Your task is to repeat the entries exactly. Leave the pictures out.

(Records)
☆ ☆ ☆

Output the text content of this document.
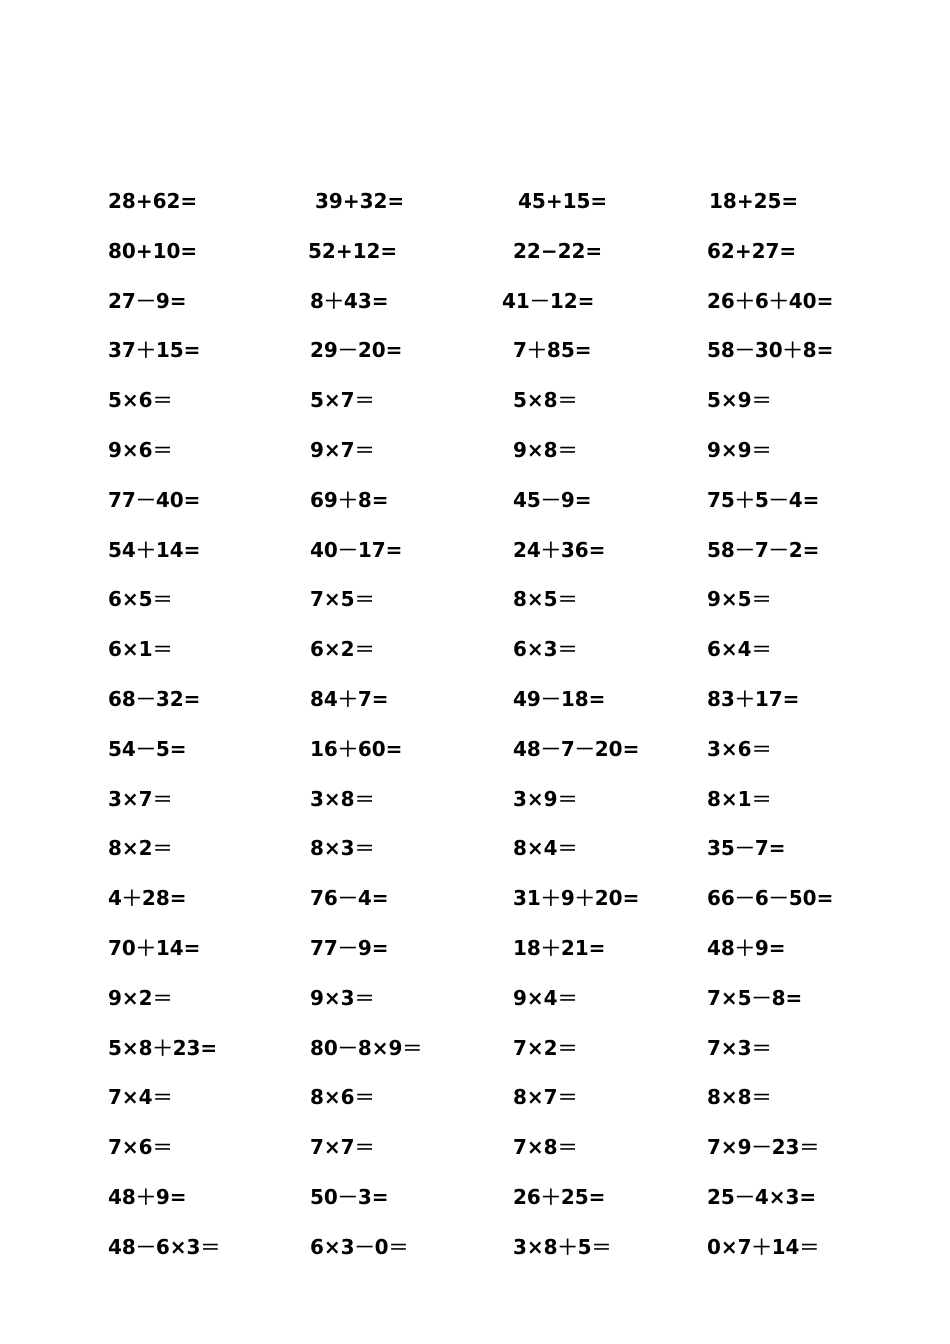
28+62=	39+32=	45+15=	18+25=
80+10=	52+12=	22−22=	62+27=
27－9=	8＋43=	41－12=	26＋6＋40=
37＋15=	29－20=	7＋85=	58－30＋8=
5×6＝	5×7＝	5×8＝	5×9＝
9×6＝	9×7＝	9×8＝	9×9＝
77－40=	69＋8=	45－9=	75＋5－4=
54＋14=	40－17=	24＋36=	58－7－2=
6×5＝	7×5＝	8×5＝	9×5＝
6×1＝	6×2＝	6×3＝	6×4＝
68－32=	84＋7=	49－18=	83＋17=
54－5=	16＋60=	48－7－20=	3×6＝
3×7＝	3×8＝	3×9＝	8×1＝
8×2＝	8×3＝	8×4＝	35－7=
4＋28=	76－4=	31＋9＋20=	66－6－50=
70＋14=	77－9=	18＋21=	48＋9=
9×2＝	9×3＝	9×4＝	7×5－8=
5×8＋23=	80－8×9＝	7×2＝	7×3＝
7×4＝	8×6＝	8×7＝	8×8＝
7×6＝	7×7＝	7×8＝	7×9－23＝
48＋9=	50－3=	26＋25=	25－4×3=
48－6×3＝	6×3－0＝	3×8＋5＝	0×7＋14＝
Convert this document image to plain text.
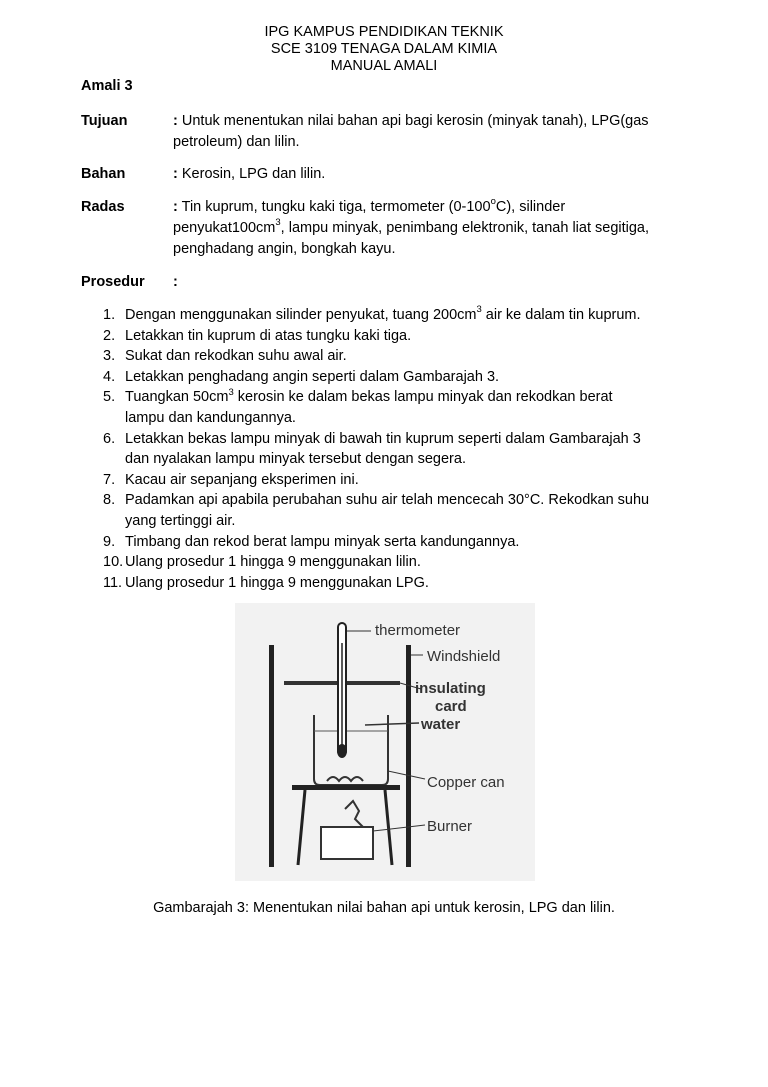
IPG KAMPUS PENDIDIKAN TEKNIK
SCE 3109 TENAGA DALAM KIMIA
MANUAL AMALI
Amali 3
Tujuan	: Untuk menentukan nilai bahan api bagi kerosin (minyak tanah), LPG(gas
petroleum) dan lilin.
Bahan	: Kerosin, LPG dan lilin.
Radas	: Tin kuprum, tungku kaki tiga, termometer (0-100$^o$C), silinder
$penyukat100cm^3$, lampu minyak, penimbang elektronik, tanah liat segitiga,
penghadang angin, bongkah kayu.
Prosedur :
1. Dengan menggunakan silinder penyukat, tuang $200cm^3$ air ke dalam tin kuprum.
2. Letakkan tin kuprum di atas tungku kaki tiga.
3. Sukat dan rekodkan suhu awal air.
4. Letakkan penghadang angin seperti dalam Gambarajah 3.
5. Tuangkan $50cm^3$ kerosin ke dalam bekas lampu minyak dan rekodkan berat
lampu dan kandungannya.
6. Letakkan bekas lampu minyak di bawah tin kuprum seperti dalam Gambarajah 3
dan nyalakan lampu minyak tersebut dengan segera.
7. Kacau air sepanjang eksperimen ini.
8. Padamkan api apabila perubahan suhu air telah mencecah 30°C. Rekodkan suhu
yang tertinggi air.
9. Timbang dan rekod berat lampu minyak serta kandungannya.
10. Ulang prosedur 1 hingga 9 menggunakan lilin.
11. Ulang prosedur 1 hingga 9 menggunakan LPG.
thermometer
Windshield
insulating
card
water
Copper can
Burner
Gambarajah 3: Menentukan nilai bahan api untuk kerosin, LPG dan lilin.
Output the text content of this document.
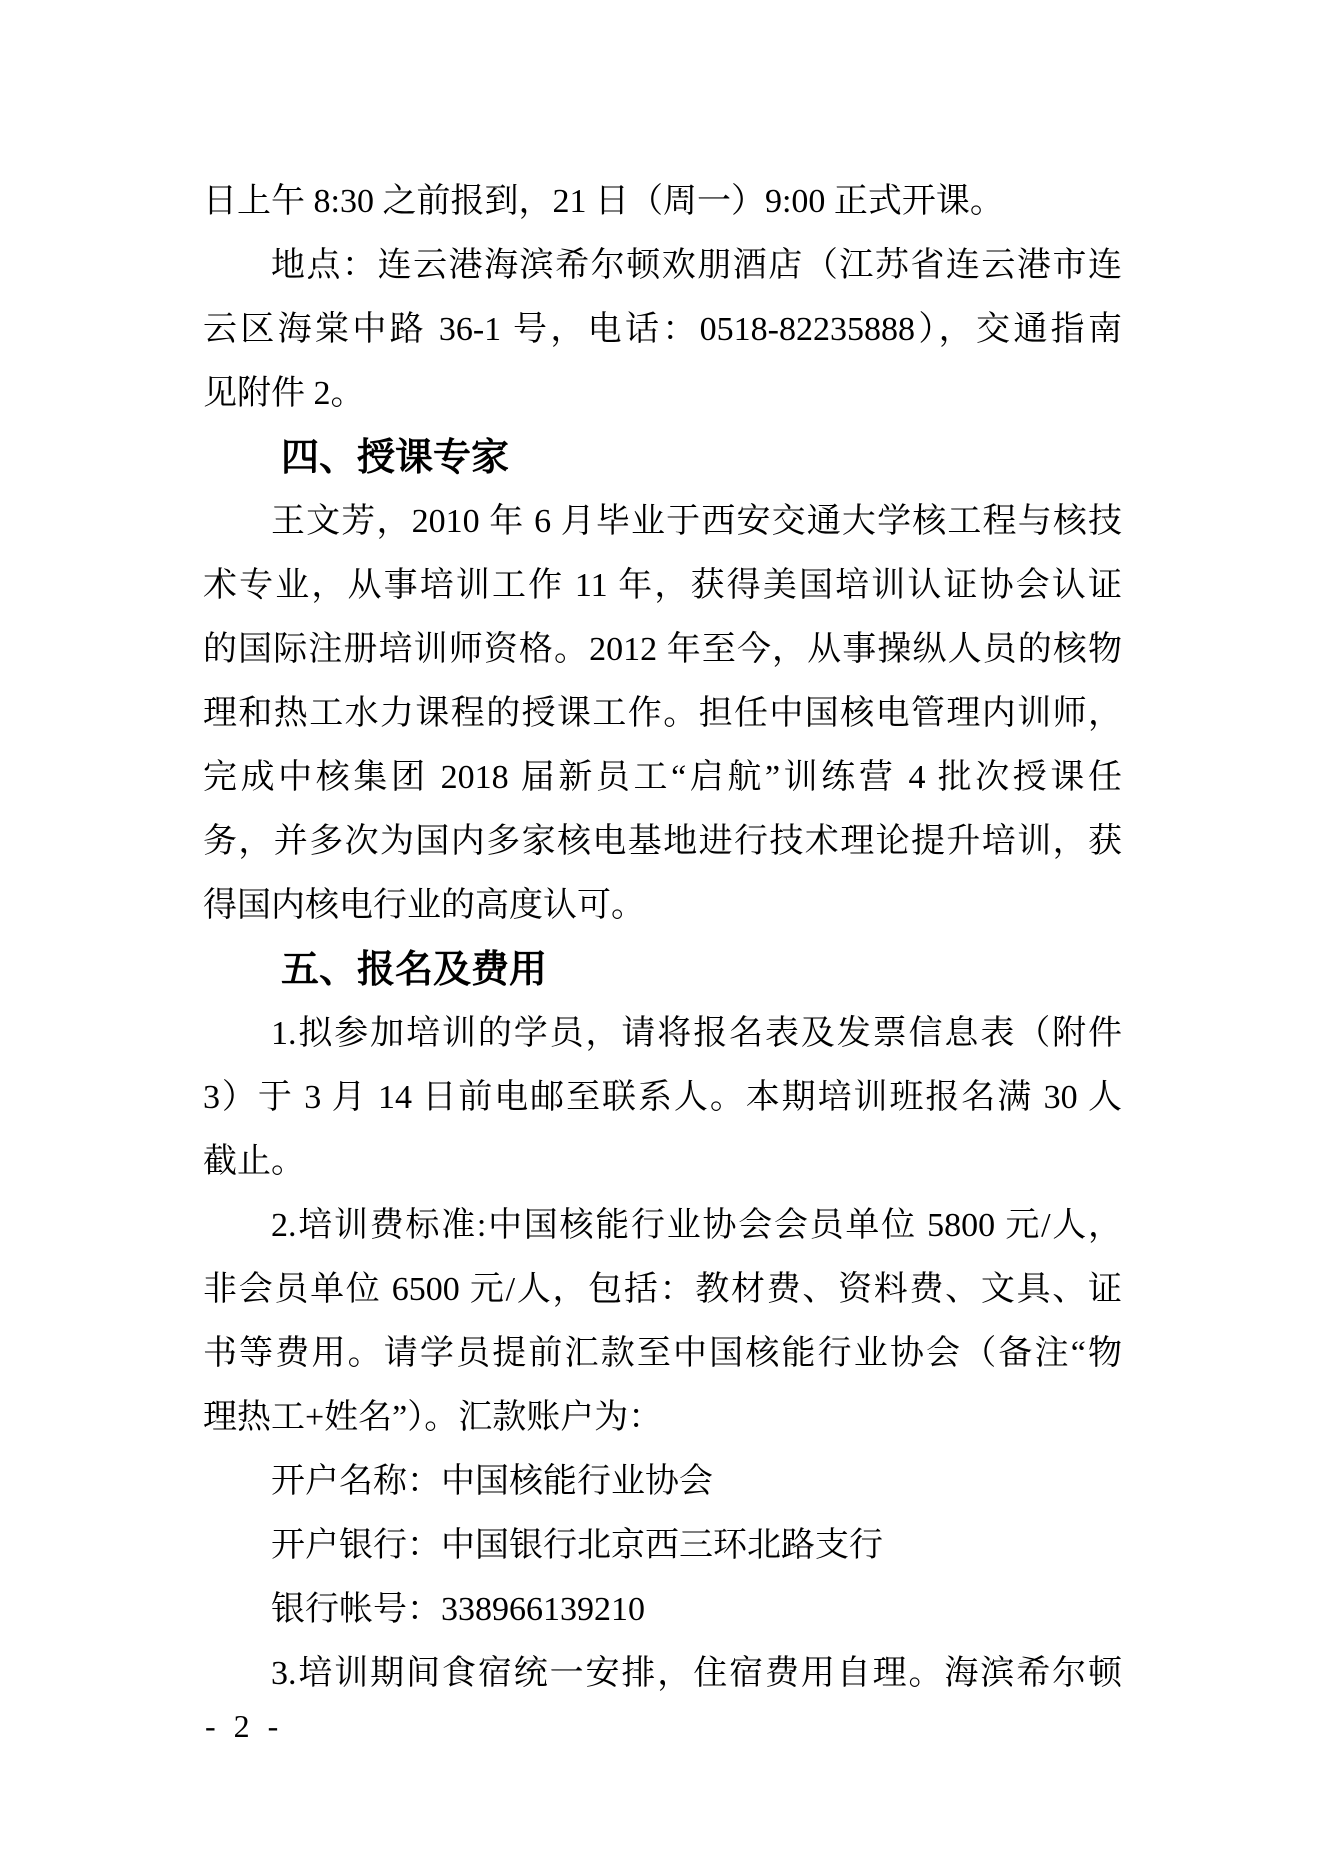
日上午 8:30 之前报到，21 日（周一）9:00 正式开课。
地点：连云港海滨希尔顿欢朋酒店（江苏省连云港市连
云区海棠中路 36-1 号，电话：0518-82235888），交通指南
见附件 2。
四、授课专家
王文芳，2010 年 6 月毕业于西安交通大学核工程与核技
术专业，从事培训工作 11 年，获得美国培训认证协会认证
的国际注册培训师资格。2012 年至今，从事操纵人员的核物
理和热工水力课程的授课工作。担任中国核电管理内训师，
完成中核集团 2018 届新员工“启航”训练营 4 批次授课任
务，并多次为国内多家核电基地进行技术理论提升培训，获
得国内核电行业的高度认可。
五、报名及费用
1.拟参加培训的学员，请将报名表及发票信息表（附件
3）于 3 月 14 日前电邮至联系人。本期培训班报名满 30 人
截止。
2.培训费标准:中国核能行业协会会员单位 5800 元/人，
非会员单位 6500 元/人，包括：教材费、资料费、文具、证
书等费用。请学员提前汇款至中国核能行业协会（备注“物
理热工+姓名”）。汇款账户为：
开户名称：中国核能行业协会
开户银行：中国银行北京西三环北路支行
银行帐号：338966139210
3.培训期间食宿统一安排，住宿费用自理。海滨希尔顿
- 2 -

☆ ☆ ☆

**EXERCISE ANSWER**
Output the text content of this document.
28+62=	39+32=	45+15=	18+25=
80+10=	52+12=	22−22=	62+27=
27－9=	8＋43=	41－12=	26＋6＋40=
37＋15=	29－20=	7＋85=	58－30＋8=
5×6＝	5×7＝	5×8＝	5×9＝
9×6＝	9×7＝	9×8＝	9×9＝
77－40=	69＋8=	45－9=	75＋5－4=
54＋14=	40－17=	24＋36=	58－7－2=
6×5＝	7×5＝	8×5＝	9×5＝
6×1＝	6×2＝	6×3＝	6×4＝
68－32=	84＋7=	49－18=	83＋17=
54－5=	16＋60=	48－7－20=	3×6＝
3×7＝	3×8＝	3×9＝	8×1＝
8×2＝	8×3＝	8×4＝	35－7=
4＋28=	76－4=	31＋9＋20=	66－6－50=
70＋14=	77－9=	18＋21=	48＋9=
9×2＝	9×3＝	9×4＝	7×5－8=
5×8＋23=	80－8×9＝	7×2＝	7×3＝
7×4＝	8×6＝	8×7＝	8×8＝
7×6＝	7×7＝	7×8＝	7×9－23＝
48＋9=	50－3=	26＋25=	25－4×3=
48－6×3＝	6×3－0＝	3×8＋5＝	0×7＋14＝
Convert this document image to plain text.
IPG KAMPUS PENDIDIKAN TEKNIK
SCE 3109 TENAGA DALAM KIMIA
MANUAL AMALI
Amali 3
Tujuan	: Untuk menentukan nilai bahan api bagi kerosin (minyak tanah), LPG(gas
petroleum) dan lilin.
Bahan	: Kerosin, LPG dan lilin.
Radas	: Tin kuprum, tungku kaki tiga, termometer (0-100$^o$C), silinder
$penyukat100cm^3$, lampu minyak, penimbang elektronik, tanah liat segitiga,
penghadang angin, bongkah kayu.
Prosedur :
1. Dengan menggunakan silinder penyukat, tuang $200cm^3$ air ke dalam tin kuprum.
2. Letakkan tin kuprum di atas tungku kaki tiga.
3. Sukat dan rekodkan suhu awal air.
4. Letakkan penghadang angin seperti dalam Gambarajah 3.
5. Tuangkan $50cm^3$ kerosin ke dalam bekas lampu minyak dan rekodkan berat
lampu dan kandungannya.
6. Letakkan bekas lampu minyak di bawah tin kuprum seperti dalam Gambarajah 3
dan nyalakan lampu minyak tersebut dengan segera.
7. Kacau air sepanjang eksperimen ini.
8. Padamkan api apabila perubahan suhu air telah mencecah 30°C. Rekodkan suhu
yang tertinggi air.
9. Timbang dan rekod berat lampu minyak serta kandungannya.
10. Ulang prosedur 1 hingga 9 menggunakan lilin.
11. Ulang prosedur 1 hingga 9 menggunakan LPG.
thermometer
Windshield
insulating
card
water
Copper can
Burner
Gambarajah 3: Menentukan nilai bahan api untuk kerosin, LPG dan lilin.
Output the text content of this document.
日上午 8:30 之前报到，21 日（周一）9:00 正式开课。
地点：连云港海滨希尔顿欢朋酒店（江苏省连云港市连
云区海棠中路 36-1 号，电话：0518-82235888），交通指南
见附件 2。
四、授课专家
王文芳，2010 年 6 月毕业于西安交通大学核工程与核技
术专业，从事培训工作 11 年，获得美国培训认证协会认证
的国际注册培训师资格。2012 年至今，从事操纵人员的核物
理和热工水力课程的授课工作。担任中国核电管理内训师，
完成中核集团 2018 届新员工“启航”训练营 4 批次授课任
务，并多次为国内多家核电基地进行技术理论提升培训，获
得国内核电行业的高度认可。
五、报名及费用
1.拟参加培训的学员，请将报名表及发票信息表（附件
3）于 3 月 14 日前电邮至联系人。本期培训班报名满 30 人
截止。
2.培训费标准:中国核能行业协会会员单位 5800 元/人，
非会员单位 6500 元/人，包括：教材费、资料费、文具、证
书等费用。请学员提前汇款至中国核能行业协会（备注“物
理热工+姓名”）。汇款账户为：
开户名称：中国核能行业协会
开户银行：中国银行北京西三环北路支行
银行帐号：338966139210
3.培训期间食宿统一安排，住宿费用自理。海滨希尔顿
- 2 -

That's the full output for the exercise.